Data for this exercise:
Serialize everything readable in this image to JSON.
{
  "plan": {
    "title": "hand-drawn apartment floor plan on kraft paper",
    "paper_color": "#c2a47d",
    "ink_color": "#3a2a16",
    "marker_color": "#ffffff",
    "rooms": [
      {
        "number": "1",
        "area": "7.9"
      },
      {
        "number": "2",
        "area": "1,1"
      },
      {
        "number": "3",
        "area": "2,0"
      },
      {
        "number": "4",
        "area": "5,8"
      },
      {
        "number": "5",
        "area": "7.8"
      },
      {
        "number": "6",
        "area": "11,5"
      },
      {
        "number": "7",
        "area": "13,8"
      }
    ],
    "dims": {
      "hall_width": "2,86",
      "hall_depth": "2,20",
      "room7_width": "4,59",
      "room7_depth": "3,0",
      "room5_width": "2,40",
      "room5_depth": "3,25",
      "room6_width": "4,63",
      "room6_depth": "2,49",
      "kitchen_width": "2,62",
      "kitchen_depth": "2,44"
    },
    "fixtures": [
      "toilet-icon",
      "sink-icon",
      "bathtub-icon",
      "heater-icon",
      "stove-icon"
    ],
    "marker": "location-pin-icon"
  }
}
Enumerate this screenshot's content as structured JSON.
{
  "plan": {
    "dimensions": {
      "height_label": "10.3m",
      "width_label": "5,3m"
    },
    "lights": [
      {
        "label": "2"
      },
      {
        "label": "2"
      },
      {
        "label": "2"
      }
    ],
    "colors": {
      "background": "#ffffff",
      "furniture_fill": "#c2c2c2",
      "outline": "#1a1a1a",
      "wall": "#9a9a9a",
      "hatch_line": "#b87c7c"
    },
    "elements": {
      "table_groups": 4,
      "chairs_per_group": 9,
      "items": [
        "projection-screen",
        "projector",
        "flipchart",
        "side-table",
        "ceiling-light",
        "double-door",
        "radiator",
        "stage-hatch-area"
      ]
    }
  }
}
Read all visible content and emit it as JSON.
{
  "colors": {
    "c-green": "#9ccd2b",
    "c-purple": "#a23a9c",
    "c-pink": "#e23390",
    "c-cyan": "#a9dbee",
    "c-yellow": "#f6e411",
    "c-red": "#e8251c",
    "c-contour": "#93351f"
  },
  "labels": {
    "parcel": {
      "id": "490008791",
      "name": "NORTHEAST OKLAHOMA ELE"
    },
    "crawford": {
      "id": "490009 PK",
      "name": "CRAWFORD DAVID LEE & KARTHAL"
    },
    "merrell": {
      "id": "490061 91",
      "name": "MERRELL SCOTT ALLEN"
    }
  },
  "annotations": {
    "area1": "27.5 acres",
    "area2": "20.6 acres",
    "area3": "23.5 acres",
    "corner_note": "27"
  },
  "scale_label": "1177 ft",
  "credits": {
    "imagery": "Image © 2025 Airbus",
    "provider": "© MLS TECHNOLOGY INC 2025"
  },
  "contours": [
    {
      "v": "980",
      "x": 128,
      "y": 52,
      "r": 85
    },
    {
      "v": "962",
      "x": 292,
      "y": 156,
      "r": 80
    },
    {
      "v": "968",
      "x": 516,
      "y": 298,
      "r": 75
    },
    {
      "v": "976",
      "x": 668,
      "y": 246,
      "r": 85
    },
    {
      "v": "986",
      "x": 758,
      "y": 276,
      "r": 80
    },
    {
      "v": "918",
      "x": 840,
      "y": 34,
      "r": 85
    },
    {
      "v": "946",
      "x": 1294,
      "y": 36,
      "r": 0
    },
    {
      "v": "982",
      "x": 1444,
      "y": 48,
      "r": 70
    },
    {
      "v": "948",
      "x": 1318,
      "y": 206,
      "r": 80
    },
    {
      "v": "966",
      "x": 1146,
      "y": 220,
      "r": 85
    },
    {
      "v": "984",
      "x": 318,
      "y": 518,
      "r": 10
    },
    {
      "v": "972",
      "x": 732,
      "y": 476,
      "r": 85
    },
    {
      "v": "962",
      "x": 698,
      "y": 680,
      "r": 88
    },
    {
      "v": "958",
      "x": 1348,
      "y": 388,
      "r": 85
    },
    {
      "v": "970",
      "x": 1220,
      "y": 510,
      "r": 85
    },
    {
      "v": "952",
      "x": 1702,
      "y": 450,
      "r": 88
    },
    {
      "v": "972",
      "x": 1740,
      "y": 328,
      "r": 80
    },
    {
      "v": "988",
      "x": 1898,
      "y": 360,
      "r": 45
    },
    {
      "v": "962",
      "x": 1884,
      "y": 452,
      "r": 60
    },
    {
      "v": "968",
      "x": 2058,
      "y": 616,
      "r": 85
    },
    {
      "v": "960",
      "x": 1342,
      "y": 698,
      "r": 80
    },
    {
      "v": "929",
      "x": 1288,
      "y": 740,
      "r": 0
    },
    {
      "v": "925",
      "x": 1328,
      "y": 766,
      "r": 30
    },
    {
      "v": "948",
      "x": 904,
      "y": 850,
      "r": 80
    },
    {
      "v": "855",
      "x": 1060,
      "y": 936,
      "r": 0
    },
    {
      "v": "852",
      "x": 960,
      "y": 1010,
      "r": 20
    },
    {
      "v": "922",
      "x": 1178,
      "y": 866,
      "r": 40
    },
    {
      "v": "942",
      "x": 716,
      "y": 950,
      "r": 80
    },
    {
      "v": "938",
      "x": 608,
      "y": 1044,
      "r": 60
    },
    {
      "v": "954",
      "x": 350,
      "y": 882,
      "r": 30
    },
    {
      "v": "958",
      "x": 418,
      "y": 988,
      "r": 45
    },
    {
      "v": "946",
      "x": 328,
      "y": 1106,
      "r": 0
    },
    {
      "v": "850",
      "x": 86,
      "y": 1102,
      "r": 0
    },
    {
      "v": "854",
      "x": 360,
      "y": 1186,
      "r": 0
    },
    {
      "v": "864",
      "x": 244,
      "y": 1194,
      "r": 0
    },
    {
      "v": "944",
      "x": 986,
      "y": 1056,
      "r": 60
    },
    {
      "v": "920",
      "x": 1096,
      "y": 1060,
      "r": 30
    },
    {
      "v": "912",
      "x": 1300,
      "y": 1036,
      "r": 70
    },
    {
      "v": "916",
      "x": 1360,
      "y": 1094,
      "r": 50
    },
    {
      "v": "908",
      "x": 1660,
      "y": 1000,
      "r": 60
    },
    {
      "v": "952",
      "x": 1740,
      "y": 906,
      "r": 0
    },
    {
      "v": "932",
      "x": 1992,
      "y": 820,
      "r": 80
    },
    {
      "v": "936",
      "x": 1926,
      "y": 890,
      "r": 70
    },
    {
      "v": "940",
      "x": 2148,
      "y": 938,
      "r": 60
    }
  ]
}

Stated problem: Tell how many lines of the data above hold the string "content". Give only the number.

Reply: 2